DESCRIPTION OF THE TASK |
Could you reproduce every entry that follows, exactly as shown?

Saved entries

Content starts

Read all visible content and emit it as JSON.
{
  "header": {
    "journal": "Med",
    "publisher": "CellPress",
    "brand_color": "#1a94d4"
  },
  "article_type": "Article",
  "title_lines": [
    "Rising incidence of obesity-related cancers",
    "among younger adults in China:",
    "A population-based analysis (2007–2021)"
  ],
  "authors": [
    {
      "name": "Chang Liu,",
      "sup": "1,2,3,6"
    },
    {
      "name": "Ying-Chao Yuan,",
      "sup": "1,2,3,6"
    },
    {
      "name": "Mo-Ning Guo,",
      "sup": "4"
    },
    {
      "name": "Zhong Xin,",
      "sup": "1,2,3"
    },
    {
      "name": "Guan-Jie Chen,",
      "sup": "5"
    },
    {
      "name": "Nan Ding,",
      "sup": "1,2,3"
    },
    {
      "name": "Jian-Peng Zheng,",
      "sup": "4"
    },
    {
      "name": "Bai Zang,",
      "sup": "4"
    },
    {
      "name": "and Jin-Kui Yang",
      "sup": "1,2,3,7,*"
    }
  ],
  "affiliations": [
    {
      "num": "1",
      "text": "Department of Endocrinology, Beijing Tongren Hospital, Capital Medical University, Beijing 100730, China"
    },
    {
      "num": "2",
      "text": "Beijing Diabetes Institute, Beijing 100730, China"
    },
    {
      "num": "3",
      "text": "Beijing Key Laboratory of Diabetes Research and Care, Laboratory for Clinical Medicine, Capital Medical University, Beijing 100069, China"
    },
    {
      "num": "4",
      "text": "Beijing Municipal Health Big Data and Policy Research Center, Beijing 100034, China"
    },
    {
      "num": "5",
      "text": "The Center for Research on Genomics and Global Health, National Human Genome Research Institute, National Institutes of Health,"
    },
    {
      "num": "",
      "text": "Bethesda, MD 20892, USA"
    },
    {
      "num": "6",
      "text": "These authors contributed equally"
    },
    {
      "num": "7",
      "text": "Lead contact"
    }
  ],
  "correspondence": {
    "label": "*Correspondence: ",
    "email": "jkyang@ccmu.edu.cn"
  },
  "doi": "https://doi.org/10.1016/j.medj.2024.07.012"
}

Content ends

TASK OUTPUT |
Read all visible content and emit it as JSON.
{
  "header": {
    "journal": "Med",
    "publisher": "CellPress",
    "brand_color": "#1a94d4"
  },
  "article_type": "Article",
  "title_lines": [
    "Rising incidence of obesity-related cancers",
    "among younger adults in China:",
    "A population-based analysis (2007–2021)"
  ],
  "authors": [
    {
      "name": "Chang Liu,",
      "sup": "1,2,3,6"
    },
    {
      "name": "Ying-Chao Yuan,",
      "sup": "1,2,3,6"
    },
    {
      "name": "Mo-Ning Guo,",
      "sup": "4"
    },
    {
      "name": "Zhong Xin,",
      "sup": "1,2,3"
    },
    {
      "name": "Guan-Jie Chen,",
      "sup": "5"
    },
    {
      "name": "Nan Ding,",
      "sup": "1,2,3"
    },
    {
      "name": "Jian-Peng Zheng,",
      "sup": "4"
    },
    {
      "name": "Bai Zang,",
      "sup": "4"
    },
    {
      "name": "and Jin-Kui Yang",
      "sup": "1,2,3,7,*"
    }
  ],
  "affiliations": [
    {
      "num": "1",
      "text": "Department of Endocrinology, Beijing Tongren Hospital, Capital Medical University, Beijing 100730, China"
    },
    {
      "num": "2",
      "text": "Beijing Diabetes Institute, Beijing 100730, China"
    },
    {
      "num": "3",
      "text": "Beijing Key Laboratory of Diabetes Research and Care, Laboratory for Clinical Medicine, Capital Medical University, Beijing 100069, China"
    },
    {
      "num": "4",
      "text": "Beijing Municipal Health Big Data and Policy Research Center, Beijing 100034, China"
    },
    {
      "num": "5",
      "text": "The Center for Research on Genomics and Global Health, National Human Genome Research Institute, National Institutes of Health,"
    },
    {
      "num": "",
      "text": "Bethesda, MD 20892, USA"
    },
    {
      "num": "6",
      "text": "These authors contributed equally"
    },
    {
      "num": "7",
      "text": "Lead contact"
    }
  ],
  "correspondence": {
    "label": "*Correspondence: ",
    "email": "jkyang@ccmu.edu.cn"
  },
  "doi": "https://doi.org/10.1016/j.medj.2024.07.012"
}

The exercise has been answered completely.